Stored records ->
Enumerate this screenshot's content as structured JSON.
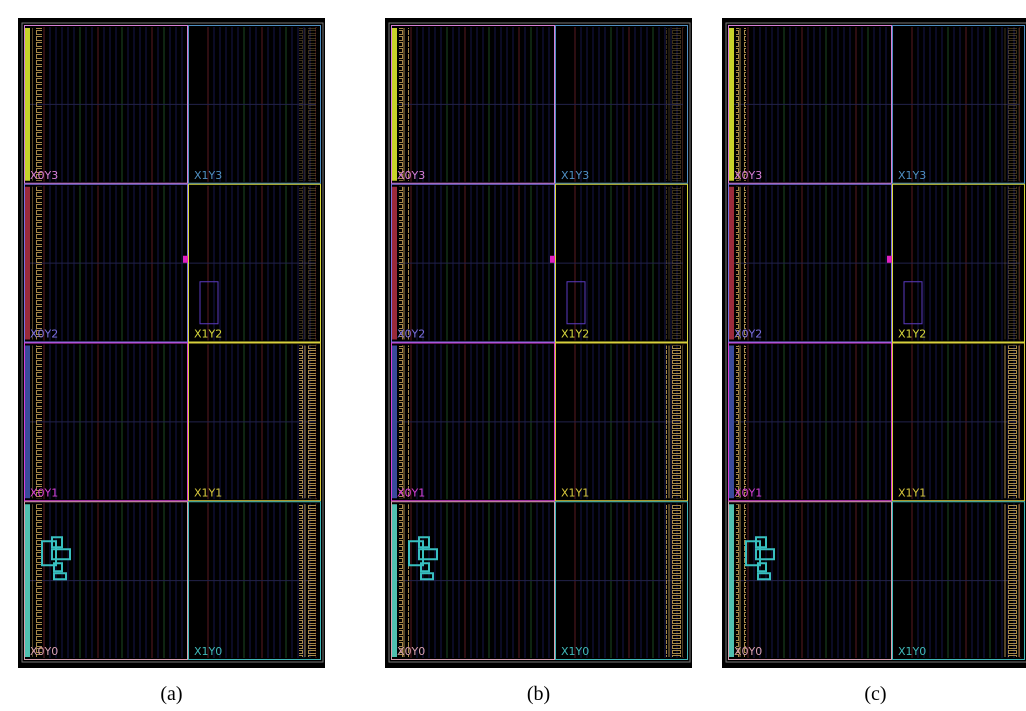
{
  "panels": [
    {
      "caption": "(a)",
      "regions": [
        {
          "label": "X0Y3",
          "color": "#d77fd7"
        },
        {
          "label": "X1Y3",
          "color": "#4f8fc2"
        },
        {
          "label": "X0Y2",
          "color": "#7b6fe0"
        },
        {
          "label": "X1Y2",
          "color": "#d8d83c"
        },
        {
          "label": "X0Y1",
          "color": "#d640d6"
        },
        {
          "label": "X1Y1",
          "color": "#d8c83c"
        },
        {
          "label": "X0Y0",
          "color": "#d7a0b0"
        },
        {
          "label": "X1Y0",
          "color": "#3fb8b8"
        }
      ]
    },
    {
      "caption": "(b)",
      "regions": [
        {
          "label": "X0Y3",
          "color": "#d77fd7"
        },
        {
          "label": "X1Y3",
          "color": "#4f8fc2"
        },
        {
          "label": "X0Y2",
          "color": "#7b6fe0"
        },
        {
          "label": "X1Y2",
          "color": "#d8d83c"
        },
        {
          "label": "X0Y1",
          "color": "#d640d6"
        },
        {
          "label": "X1Y1",
          "color": "#d8c83c"
        },
        {
          "label": "X0Y0",
          "color": "#d7a0b0"
        },
        {
          "label": "X1Y0",
          "color": "#3fb8b8"
        }
      ]
    },
    {
      "caption": "(c)",
      "regions": [
        {
          "label": "X0Y3",
          "color": "#d77fd7"
        },
        {
          "label": "X1Y3",
          "color": "#4f8fc2"
        },
        {
          "label": "X0Y2",
          "color": "#7b6fe0"
        },
        {
          "label": "X1Y2",
          "color": "#d8d83c"
        },
        {
          "label": "X0Y1",
          "color": "#d640d6"
        },
        {
          "label": "X1Y1",
          "color": "#d8c83c"
        },
        {
          "label": "X0Y0",
          "color": "#d7a0b0"
        },
        {
          "label": "X1Y0",
          "color": "#3fb8b8"
        }
      ]
    }
  ]
}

The problem ->
Restate the records above in full, word for word. Keep pictures out.

Exercise response ->
Enumerate this screenshot's content as structured JSON.
{
  "panels": [
    {
      "caption": "(a)",
      "regions": [
        {
          "label": "X0Y3",
          "color": "#d77fd7"
        },
        {
          "label": "X1Y3",
          "color": "#4f8fc2"
        },
        {
          "label": "X0Y2",
          "color": "#7b6fe0"
        },
        {
          "label": "X1Y2",
          "color": "#d8d83c"
        },
        {
          "label": "X0Y1",
          "color": "#d640d6"
        },
        {
          "label": "X1Y1",
          "color": "#d8c83c"
        },
        {
          "label": "X0Y0",
          "color": "#d7a0b0"
        },
        {
          "label": "X1Y0",
          "color": "#3fb8b8"
        }
      ]
    },
    {
      "caption": "(b)",
      "regions": [
        {
          "label": "X0Y3",
          "color": "#d77fd7"
        },
        {
          "label": "X1Y3",
          "color": "#4f8fc2"
        },
        {
          "label": "X0Y2",
          "color": "#7b6fe0"
        },
        {
          "label": "X1Y2",
          "color": "#d8d83c"
        },
        {
          "label": "X0Y1",
          "color": "#d640d6"
        },
        {
          "label": "X1Y1",
          "color": "#d8c83c"
        },
        {
          "label": "X0Y0",
          "color": "#d7a0b0"
        },
        {
          "label": "X1Y0",
          "color": "#3fb8b8"
        }
      ]
    },
    {
      "caption": "(c)",
      "regions": [
        {
          "label": "X0Y3",
          "color": "#d77fd7"
        },
        {
          "label": "X1Y3",
          "color": "#4f8fc2"
        },
        {
          "label": "X0Y2",
          "color": "#7b6fe0"
        },
        {
          "label": "X1Y2",
          "color": "#d8d83c"
        },
        {
          "label": "X0Y1",
          "color": "#d640d6"
        },
        {
          "label": "X1Y1",
          "color": "#d8c83c"
        },
        {
          "label": "X0Y0",
          "color": "#d7a0b0"
        },
        {
          "label": "X1Y0",
          "color": "#3fb8b8"
        }
      ]
    }
  ]
}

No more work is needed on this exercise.